*Task statement*. Output all of the entries below precisely as written.

*Material for the task*.
+++++

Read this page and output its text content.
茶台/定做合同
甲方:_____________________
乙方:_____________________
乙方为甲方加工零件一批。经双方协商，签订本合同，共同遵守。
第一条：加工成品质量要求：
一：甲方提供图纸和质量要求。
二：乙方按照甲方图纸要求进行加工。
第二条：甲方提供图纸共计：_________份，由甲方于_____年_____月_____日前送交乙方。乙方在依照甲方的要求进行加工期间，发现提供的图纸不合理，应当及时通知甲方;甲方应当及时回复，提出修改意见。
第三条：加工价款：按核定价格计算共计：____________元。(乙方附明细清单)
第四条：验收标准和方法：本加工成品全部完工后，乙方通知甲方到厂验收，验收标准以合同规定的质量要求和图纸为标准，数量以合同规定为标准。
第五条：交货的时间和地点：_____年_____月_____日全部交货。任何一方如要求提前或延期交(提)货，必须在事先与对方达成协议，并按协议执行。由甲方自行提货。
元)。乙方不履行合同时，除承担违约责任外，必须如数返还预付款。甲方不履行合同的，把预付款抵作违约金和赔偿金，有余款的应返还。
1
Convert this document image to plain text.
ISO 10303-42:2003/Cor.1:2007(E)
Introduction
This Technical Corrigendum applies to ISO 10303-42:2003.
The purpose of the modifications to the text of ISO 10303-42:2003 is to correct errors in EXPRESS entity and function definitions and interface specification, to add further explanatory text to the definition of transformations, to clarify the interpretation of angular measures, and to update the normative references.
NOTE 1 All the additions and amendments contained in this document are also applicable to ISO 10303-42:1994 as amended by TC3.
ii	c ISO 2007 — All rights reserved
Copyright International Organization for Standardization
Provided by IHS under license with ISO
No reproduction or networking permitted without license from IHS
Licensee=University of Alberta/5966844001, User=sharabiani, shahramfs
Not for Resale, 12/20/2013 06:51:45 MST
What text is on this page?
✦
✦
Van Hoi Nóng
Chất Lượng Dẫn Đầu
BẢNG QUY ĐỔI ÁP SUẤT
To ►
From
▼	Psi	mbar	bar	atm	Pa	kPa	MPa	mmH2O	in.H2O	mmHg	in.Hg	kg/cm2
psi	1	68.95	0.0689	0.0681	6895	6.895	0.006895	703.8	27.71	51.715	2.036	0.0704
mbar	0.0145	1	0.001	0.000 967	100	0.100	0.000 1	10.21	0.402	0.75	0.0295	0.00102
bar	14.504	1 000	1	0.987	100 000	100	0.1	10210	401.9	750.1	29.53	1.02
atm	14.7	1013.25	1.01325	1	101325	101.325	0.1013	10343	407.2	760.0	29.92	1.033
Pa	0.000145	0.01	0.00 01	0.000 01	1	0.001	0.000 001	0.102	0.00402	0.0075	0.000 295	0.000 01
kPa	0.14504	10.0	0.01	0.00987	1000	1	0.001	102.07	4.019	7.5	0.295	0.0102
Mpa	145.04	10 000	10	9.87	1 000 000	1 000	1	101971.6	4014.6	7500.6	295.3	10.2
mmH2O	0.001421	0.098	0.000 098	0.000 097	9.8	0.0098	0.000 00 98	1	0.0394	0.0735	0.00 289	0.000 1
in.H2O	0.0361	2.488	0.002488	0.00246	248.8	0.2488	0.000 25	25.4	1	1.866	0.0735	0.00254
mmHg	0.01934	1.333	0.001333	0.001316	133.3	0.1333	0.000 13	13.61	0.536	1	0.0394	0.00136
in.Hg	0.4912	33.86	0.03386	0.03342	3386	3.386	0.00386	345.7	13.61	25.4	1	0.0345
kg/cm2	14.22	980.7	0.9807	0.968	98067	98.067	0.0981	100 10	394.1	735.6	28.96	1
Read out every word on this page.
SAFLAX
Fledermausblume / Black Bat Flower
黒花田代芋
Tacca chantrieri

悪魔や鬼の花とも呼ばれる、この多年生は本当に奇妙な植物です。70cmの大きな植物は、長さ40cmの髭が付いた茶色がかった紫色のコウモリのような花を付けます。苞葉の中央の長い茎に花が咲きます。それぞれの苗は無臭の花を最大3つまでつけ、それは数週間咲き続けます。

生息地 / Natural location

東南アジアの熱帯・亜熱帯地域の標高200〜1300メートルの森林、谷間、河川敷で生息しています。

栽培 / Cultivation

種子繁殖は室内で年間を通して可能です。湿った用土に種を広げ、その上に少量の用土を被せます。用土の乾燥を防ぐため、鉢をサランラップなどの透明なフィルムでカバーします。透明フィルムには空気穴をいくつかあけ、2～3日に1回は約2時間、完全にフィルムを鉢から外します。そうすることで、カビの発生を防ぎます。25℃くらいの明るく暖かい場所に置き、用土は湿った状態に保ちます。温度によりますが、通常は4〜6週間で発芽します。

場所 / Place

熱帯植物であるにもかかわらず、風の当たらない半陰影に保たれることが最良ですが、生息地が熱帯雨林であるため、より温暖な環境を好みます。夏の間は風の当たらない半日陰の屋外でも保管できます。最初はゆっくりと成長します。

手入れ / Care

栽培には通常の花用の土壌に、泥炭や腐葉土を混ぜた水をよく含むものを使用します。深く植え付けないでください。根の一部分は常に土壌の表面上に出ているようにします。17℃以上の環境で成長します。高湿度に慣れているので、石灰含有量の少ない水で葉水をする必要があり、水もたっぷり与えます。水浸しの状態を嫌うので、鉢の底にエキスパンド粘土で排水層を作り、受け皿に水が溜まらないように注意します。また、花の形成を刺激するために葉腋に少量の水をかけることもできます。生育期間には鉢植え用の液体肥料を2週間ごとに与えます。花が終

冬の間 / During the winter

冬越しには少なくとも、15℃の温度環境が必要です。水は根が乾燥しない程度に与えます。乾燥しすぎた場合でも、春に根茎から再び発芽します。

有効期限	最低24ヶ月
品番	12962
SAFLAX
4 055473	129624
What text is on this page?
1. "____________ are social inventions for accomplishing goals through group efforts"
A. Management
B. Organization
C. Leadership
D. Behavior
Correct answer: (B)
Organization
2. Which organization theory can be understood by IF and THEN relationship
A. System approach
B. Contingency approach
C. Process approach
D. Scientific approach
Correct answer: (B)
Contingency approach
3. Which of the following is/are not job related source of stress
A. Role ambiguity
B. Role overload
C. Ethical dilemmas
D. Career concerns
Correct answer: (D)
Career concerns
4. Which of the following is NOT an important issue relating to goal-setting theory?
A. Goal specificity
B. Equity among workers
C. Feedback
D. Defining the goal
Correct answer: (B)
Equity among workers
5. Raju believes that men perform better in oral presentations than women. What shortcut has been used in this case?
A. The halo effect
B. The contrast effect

+++++

*Correct result*.
Read this page and output its text content.
茶台/定做合同
甲方:_____________________
乙方:_____________________
乙方为甲方加工零件一批。经双方协商，签订本合同，共同遵守。
第一条：加工成品质量要求：
一：甲方提供图纸和质量要求。
二：乙方按照甲方图纸要求进行加工。
第二条：甲方提供图纸共计：_________份，由甲方于_____年_____月_____日前送交乙方。乙方在依照甲方的要求进行加工期间，发现提供的图纸不合理，应当及时通知甲方;甲方应当及时回复，提出修改意见。
第三条：加工价款：按核定价格计算共计：____________元。(乙方附明细清单)
第四条：验收标准和方法：本加工成品全部完工后，乙方通知甲方到厂验收，验收标准以合同规定的质量要求和图纸为标准，数量以合同规定为标准。
第五条：交货的时间和地点：_____年_____月_____日全部交货。任何一方如要求提前或延期交(提)货，必须在事先与对方达成协议，并按协议执行。由甲方自行提货。
元)。乙方不履行合同时，除承担违约责任外，必须如数返还预付款。甲方不履行合同的，把预付款抵作违约金和赔偿金，有余款的应返还。
1
Convert this document image to plain text.
ISO 10303-42:2003/Cor.1:2007(E)
Introduction
This Technical Corrigendum applies to ISO 10303-42:2003.
The purpose of the modifications to the text of ISO 10303-42:2003 is to correct errors in EXPRESS entity and function definitions and interface specification, to add further explanatory text to the definition of transformations, to clarify the interpretation of angular measures, and to update the normative references.
NOTE 1 All the additions and amendments contained in this document are also applicable to ISO 10303-42:1994 as amended by TC3.
ii	c ISO 2007 — All rights reserved
Copyright International Organization for Standardization
Provided by IHS under license with ISO
No reproduction or networking permitted without license from IHS
Licensee=University of Alberta/5966844001, User=sharabiani, shahramfs
Not for Resale, 12/20/2013 06:51:45 MST
What text is on this page?
✦
✦
Van Hoi Nóng
Chất Lượng Dẫn Đầu
BẢNG QUY ĐỔI ÁP SUẤT
To ►
From
▼	Psi	mbar	bar	atm	Pa	kPa	MPa	mmH2O	in.H2O	mmHg	in.Hg	kg/cm2
psi	1	68.95	0.0689	0.0681	6895	6.895	0.006895	703.8	27.71	51.715	2.036	0.0704
mbar	0.0145	1	0.001	0.000 967	100	0.100	0.000 1	10.21	0.402	0.75	0.0295	0.00102
bar	14.504	1 000	1	0.987	100 000	100	0.1	10210	401.9	750.1	29.53	1.02
atm	14.7	1013.25	1.01325	1	101325	101.325	0.1013	10343	407.2	760.0	29.92	1.033
Pa	0.000145	0.01	0.00 01	0.000 01	1	0.001	0.000 001	0.102	0.00402	0.0075	0.000 295	0.000 01
kPa	0.14504	10.0	0.01	0.00987	1000	1	0.001	102.07	4.019	7.5	0.295	0.0102
Mpa	145.04	10 000	10	9.87	1 000 000	1 000	1	101971.6	4014.6	7500.6	295.3	10.2
mmH2O	0.001421	0.098	0.000 098	0.000 097	9.8	0.0098	0.000 00 98	1	0.0394	0.0735	0.00 289	0.000 1
in.H2O	0.0361	2.488	0.002488	0.00246	248.8	0.2488	0.000 25	25.4	1	1.866	0.0735	0.00254
mmHg	0.01934	1.333	0.001333	0.001316	133.3	0.1333	0.000 13	13.61	0.536	1	0.0394	0.00136
in.Hg	0.4912	33.86	0.03386	0.03342	3386	3.386	0.00386	345.7	13.61	25.4	1	0.0345
kg/cm2	14.22	980.7	0.9807	0.968	98067	98.067	0.0981	100 10	394.1	735.6	28.96	1
Read out every word on this page.
SAFLAX
Fledermausblume / Black Bat Flower
黒花田代芋
Tacca chantrieri

悪魔や鬼の花とも呼ばれる、この多年生は本当に奇妙な植物です。70cmの大きな植物は、長さ40cmの髭が付いた茶色がかった紫色のコウモリのような花を付けます。苞葉の中央の長い茎に花が咲きます。それぞれの苗は無臭の花を最大3つまでつけ、それは数週間咲き続けます。

生息地 / Natural location

東南アジアの熱帯・亜熱帯地域の標高200〜1300メートルの森林、谷間、河川敷で生息しています。

栽培 / Cultivation

種子繁殖は室内で年間を通して可能です。湿った用土に種を広げ、その上に少量の用土を被せます。用土の乾燥を防ぐため、鉢をサランラップなどの透明なフィルムでカバーします。透明フィルムには空気穴をいくつかあけ、2～3日に1回は約2時間、完全にフィルムを鉢から外します。そうすることで、カビの発生を防ぎます。25℃くらいの明るく暖かい場所に置き、用土は湿った状態に保ちます。温度によりますが、通常は4〜6週間で発芽します。

場所 / Place

熱帯植物であるにもかかわらず、風の当たらない半陰影に保たれることが最良ですが、生息地が熱帯雨林であるため、より温暖な環境を好みます。夏の間は風の当たらない半日陰の屋外でも保管できます。最初はゆっくりと成長します。

手入れ / Care

栽培には通常の花用の土壌に、泥炭や腐葉土を混ぜた水をよく含むものを使用します。深く植え付けないでください。根の一部分は常に土壌の表面上に出ているようにします。17℃以上の環境で成長します。高湿度に慣れているので、石灰含有量の少ない水で葉水をする必要があり、水もたっぷり与えます。水浸しの状態を嫌うので、鉢の底にエキスパンド粘土で排水層を作り、受け皿に水が溜まらないように注意します。また、花の形成を刺激するために葉腋に少量の水をかけることもできます。生育期間には鉢植え用の液体肥料を2週間ごとに与えます。花が終

冬の間 / During the winter

冬越しには少なくとも、15℃の温度環境が必要です。水は根が乾燥しない程度に与えます。乾燥しすぎた場合でも、春に根茎から再び発芽します。

有効期限	最低24ヶ月
品番	12962
SAFLAX
4 055473	129624
What text is on this page?
1. "____________ are social inventions for accomplishing goals through group efforts"
A. Management
B. Organization
C. Leadership
D. Behavior
Correct answer: (B)
Organization
2. Which organization theory can be understood by IF and THEN relationship
A. System approach
B. Contingency approach
C. Process approach
D. Scientific approach
Correct answer: (B)
Contingency approach
3. Which of the following is/are not job related source of stress
A. Role ambiguity
B. Role overload
C. Ethical dilemmas
D. Career concerns
Correct answer: (D)
Career concerns
4. Which of the following is NOT an important issue relating to goal-setting theory?
A. Goal specificity
B. Equity among workers
C. Feedback
D. Defining the goal
Correct answer: (B)
Equity among workers
5. Raju believes that men perform better in oral presentations than women. What shortcut has been used in this case?
A. The halo effect
B. The contrast effect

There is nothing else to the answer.